**Your task:** All entries below must be given again exactly as they stand.

**Data for this task:**

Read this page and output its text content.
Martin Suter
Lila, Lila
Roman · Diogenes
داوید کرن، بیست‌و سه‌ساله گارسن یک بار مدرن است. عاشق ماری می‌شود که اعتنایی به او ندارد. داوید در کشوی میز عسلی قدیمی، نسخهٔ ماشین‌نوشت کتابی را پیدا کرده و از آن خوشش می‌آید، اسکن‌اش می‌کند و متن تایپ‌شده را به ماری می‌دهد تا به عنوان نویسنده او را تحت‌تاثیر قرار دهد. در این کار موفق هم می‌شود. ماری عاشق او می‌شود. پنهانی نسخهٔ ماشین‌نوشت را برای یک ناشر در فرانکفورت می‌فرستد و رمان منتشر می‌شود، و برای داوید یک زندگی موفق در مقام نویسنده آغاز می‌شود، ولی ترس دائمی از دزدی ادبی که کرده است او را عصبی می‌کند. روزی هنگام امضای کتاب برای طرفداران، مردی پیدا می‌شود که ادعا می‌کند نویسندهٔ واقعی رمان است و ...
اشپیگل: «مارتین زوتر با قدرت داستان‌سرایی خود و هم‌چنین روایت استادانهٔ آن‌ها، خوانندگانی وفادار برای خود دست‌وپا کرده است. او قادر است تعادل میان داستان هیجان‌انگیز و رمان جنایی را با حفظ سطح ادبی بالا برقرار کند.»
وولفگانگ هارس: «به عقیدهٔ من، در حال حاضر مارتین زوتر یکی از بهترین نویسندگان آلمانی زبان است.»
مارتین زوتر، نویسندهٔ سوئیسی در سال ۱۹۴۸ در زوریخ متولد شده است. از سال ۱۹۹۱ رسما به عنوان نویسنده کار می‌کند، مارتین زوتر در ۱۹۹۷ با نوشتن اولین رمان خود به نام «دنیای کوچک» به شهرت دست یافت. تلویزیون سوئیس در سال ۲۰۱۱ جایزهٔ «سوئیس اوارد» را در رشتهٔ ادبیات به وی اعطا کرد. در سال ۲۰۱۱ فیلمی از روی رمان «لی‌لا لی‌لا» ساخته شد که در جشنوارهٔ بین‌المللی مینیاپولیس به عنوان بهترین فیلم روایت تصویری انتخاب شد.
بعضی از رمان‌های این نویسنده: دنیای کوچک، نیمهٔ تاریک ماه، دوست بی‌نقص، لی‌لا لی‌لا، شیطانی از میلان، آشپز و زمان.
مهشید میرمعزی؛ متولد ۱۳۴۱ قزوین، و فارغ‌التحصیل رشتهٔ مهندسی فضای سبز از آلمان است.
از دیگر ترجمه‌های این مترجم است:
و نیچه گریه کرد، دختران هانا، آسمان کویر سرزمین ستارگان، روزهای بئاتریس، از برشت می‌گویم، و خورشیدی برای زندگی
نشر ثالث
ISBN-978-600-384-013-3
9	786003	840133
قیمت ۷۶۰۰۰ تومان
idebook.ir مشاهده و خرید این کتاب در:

**Written reply:**
Read this page and output its text content.
Martin Suter
Lila, Lila
Roman · Diogenes
داوید کرن، بیست‌و سه‌ساله گارسن یک بار مدرن است. عاشق ماری می‌شود که اعتنایی به او ندارد. داوید در کشوی میز عسلی قدیمی، نسخهٔ ماشین‌نوشت کتابی را پیدا کرده و از آن خوشش می‌آید، اسکن‌اش می‌کند و متن تایپ‌شده را به ماری می‌دهد تا به عنوان نویسنده او را تحت‌تاثیر قرار دهد. در این کار موفق هم می‌شود. ماری عاشق او می‌شود. پنهانی نسخهٔ ماشین‌نوشت را برای یک ناشر در فرانکفورت می‌فرستد و رمان منتشر می‌شود، و برای داوید یک زندگی موفق در مقام نویسنده آغاز می‌شود، ولی ترس دائمی از دزدی ادبی که کرده است او را عصبی می‌کند. روزی هنگام امضای کتاب برای طرفداران، مردی پیدا می‌شود که ادعا می‌کند نویسندهٔ واقعی رمان است و ...
اشپیگل: «مارتین زوتر با قدرت داستان‌سرایی خود و هم‌چنین روایت استادانهٔ آن‌ها، خوانندگانی وفادار برای خود دست‌وپا کرده است. او قادر است تعادل میان داستان هیجان‌انگیز و رمان جنایی را با حفظ سطح ادبی بالا برقرار کند.»
وولفگانگ هارس: «به عقیدهٔ من، در حال حاضر مارتین زوتر یکی از بهترین نویسندگان آلمانی زبان است.»
مارتین زوتر، نویسندهٔ سوئیسی در سال ۱۹۴۸ در زوریخ متولد شده است. از سال ۱۹۹۱ رسما به عنوان نویسنده کار می‌کند، مارتین زوتر در ۱۹۹۷ با نوشتن اولین رمان خود به نام «دنیای کوچک» به شهرت دست یافت. تلویزیون سوئیس در سال ۲۰۱۱ جایزهٔ «سوئیس اوارد» را در رشتهٔ ادبیات به وی اعطا کرد. در سال ۲۰۱۱ فیلمی از روی رمان «لی‌لا لی‌لا» ساخته شد که در جشنوارهٔ بین‌المللی مینیاپولیس به عنوان بهترین فیلم روایت تصویری انتخاب شد.
بعضی از رمان‌های این نویسنده: دنیای کوچک، نیمهٔ تاریک ماه، دوست بی‌نقص، لی‌لا لی‌لا، شیطانی از میلان، آشپز و زمان.
مهشید میرمعزی؛ متولد ۱۳۴۱ قزوین، و فارغ‌التحصیل رشتهٔ مهندسی فضای سبز از آلمان است.
از دیگر ترجمه‌های این مترجم است:
و نیچه گریه کرد، دختران هانا، آسمان کویر سرزمین ستارگان، روزهای بئاتریس، از برشت می‌گویم، و خورشیدی برای زندگی
نشر ثالث
ISBN-978-600-384-013-3
9	786003	840133
قیمت ۷۶۰۰۰ تومان
idebook.ir مشاهده و خرید این کتاب در:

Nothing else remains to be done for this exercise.